** BEGIN Information supplied **

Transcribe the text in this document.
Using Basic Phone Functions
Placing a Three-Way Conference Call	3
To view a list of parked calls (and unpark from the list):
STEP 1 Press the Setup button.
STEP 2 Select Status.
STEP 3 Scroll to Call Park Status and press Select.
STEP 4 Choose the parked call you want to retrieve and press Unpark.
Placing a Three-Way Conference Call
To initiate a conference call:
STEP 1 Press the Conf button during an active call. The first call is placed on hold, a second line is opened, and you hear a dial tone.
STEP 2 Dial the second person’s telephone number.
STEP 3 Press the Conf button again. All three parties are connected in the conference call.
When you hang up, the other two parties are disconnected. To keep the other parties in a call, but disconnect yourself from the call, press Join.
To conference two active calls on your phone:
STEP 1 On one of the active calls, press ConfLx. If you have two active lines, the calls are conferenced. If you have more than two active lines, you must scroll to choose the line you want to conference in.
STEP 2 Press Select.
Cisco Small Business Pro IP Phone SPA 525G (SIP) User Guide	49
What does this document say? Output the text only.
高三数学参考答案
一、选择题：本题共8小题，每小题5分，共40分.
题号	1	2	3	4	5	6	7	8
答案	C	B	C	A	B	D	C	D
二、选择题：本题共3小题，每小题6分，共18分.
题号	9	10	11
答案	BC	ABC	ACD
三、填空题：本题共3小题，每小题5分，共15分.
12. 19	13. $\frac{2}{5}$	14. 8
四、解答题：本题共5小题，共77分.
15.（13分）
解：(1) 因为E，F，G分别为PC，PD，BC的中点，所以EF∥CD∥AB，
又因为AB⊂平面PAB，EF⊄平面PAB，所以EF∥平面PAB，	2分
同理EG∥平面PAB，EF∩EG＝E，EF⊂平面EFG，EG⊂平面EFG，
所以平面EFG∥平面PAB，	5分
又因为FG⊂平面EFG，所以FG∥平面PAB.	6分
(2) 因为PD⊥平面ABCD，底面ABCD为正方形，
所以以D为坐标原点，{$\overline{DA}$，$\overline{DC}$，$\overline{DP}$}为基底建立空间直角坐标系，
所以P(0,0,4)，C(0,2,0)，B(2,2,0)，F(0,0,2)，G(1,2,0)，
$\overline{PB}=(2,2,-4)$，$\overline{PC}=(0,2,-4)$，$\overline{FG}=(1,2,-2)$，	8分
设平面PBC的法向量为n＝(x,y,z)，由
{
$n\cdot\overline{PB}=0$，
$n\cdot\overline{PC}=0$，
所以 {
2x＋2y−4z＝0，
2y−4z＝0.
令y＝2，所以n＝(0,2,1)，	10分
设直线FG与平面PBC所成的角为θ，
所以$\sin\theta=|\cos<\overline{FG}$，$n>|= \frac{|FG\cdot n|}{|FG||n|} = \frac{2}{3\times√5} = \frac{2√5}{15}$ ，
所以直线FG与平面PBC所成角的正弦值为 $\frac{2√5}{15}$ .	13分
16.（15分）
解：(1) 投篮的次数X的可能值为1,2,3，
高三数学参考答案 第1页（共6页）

** END Information supplied **

Short problem:
Reproduce the listing above verbatim, from first line to last.

Task output:
Transcribe the text in this document.
Using Basic Phone Functions
Placing a Three-Way Conference Call	3
To view a list of parked calls (and unpark from the list):
STEP 1 Press the Setup button.
STEP 2 Select Status.
STEP 3 Scroll to Call Park Status and press Select.
STEP 4 Choose the parked call you want to retrieve and press Unpark.
Placing a Three-Way Conference Call
To initiate a conference call:
STEP 1 Press the Conf button during an active call. The first call is placed on hold, a second line is opened, and you hear a dial tone.
STEP 2 Dial the second person’s telephone number.
STEP 3 Press the Conf button again. All three parties are connected in the conference call.
When you hang up, the other two parties are disconnected. To keep the other parties in a call, but disconnect yourself from the call, press Join.
To conference two active calls on your phone:
STEP 1 On one of the active calls, press ConfLx. If you have two active lines, the calls are conferenced. If you have more than two active lines, you must scroll to choose the line you want to conference in.
STEP 2 Press Select.
Cisco Small Business Pro IP Phone SPA 525G (SIP) User Guide	49
What does this document say? Output the text only.
高三数学参考答案
一、选择题：本题共8小题，每小题5分，共40分.
题号	1	2	3	4	5	6	7	8
答案	C	B	C	A	B	D	C	D
二、选择题：本题共3小题，每小题6分，共18分.
题号	9	10	11
答案	BC	ABC	ACD
三、填空题：本题共3小题，每小题5分，共15分.
12. 19	13. $\frac{2}{5}$	14. 8
四、解答题：本题共5小题，共77分.
15.（13分）
解：(1) 因为E，F，G分别为PC，PD，BC的中点，所以EF∥CD∥AB，
又因为AB⊂平面PAB，EF⊄平面PAB，所以EF∥平面PAB，	2分
同理EG∥平面PAB，EF∩EG＝E，EF⊂平面EFG，EG⊂平面EFG，
所以平面EFG∥平面PAB，	5分
又因为FG⊂平面EFG，所以FG∥平面PAB.	6分
(2) 因为PD⊥平面ABCD，底面ABCD为正方形，
所以以D为坐标原点，{$\overline{DA}$，$\overline{DC}$，$\overline{DP}$}为基底建立空间直角坐标系，
所以P(0,0,4)，C(0,2,0)，B(2,2,0)，F(0,0,2)，G(1,2,0)，
$\overline{PB}=(2,2,-4)$，$\overline{PC}=(0,2,-4)$，$\overline{FG}=(1,2,-2)$，	8分
设平面PBC的法向量为n＝(x,y,z)，由
{
$n\cdot\overline{PB}=0$，
$n\cdot\overline{PC}=0$，
所以 {
2x＋2y−4z＝0，
2y−4z＝0.
令y＝2，所以n＝(0,2,1)，	10分
设直线FG与平面PBC所成的角为θ，
所以$\sin\theta=|\cos<\overline{FG}$，$n>|= \frac{|FG\cdot n|}{|FG||n|} = \frac{2}{3\times√5} = \frac{2√5}{15}$ ，
所以直线FG与平面PBC所成角的正弦值为 $\frac{2√5}{15}$ .	13分
16.（15分）
解：(1) 投篮的次数X的可能值为1,2,3，
高三数学参考答案 第1页（共6页）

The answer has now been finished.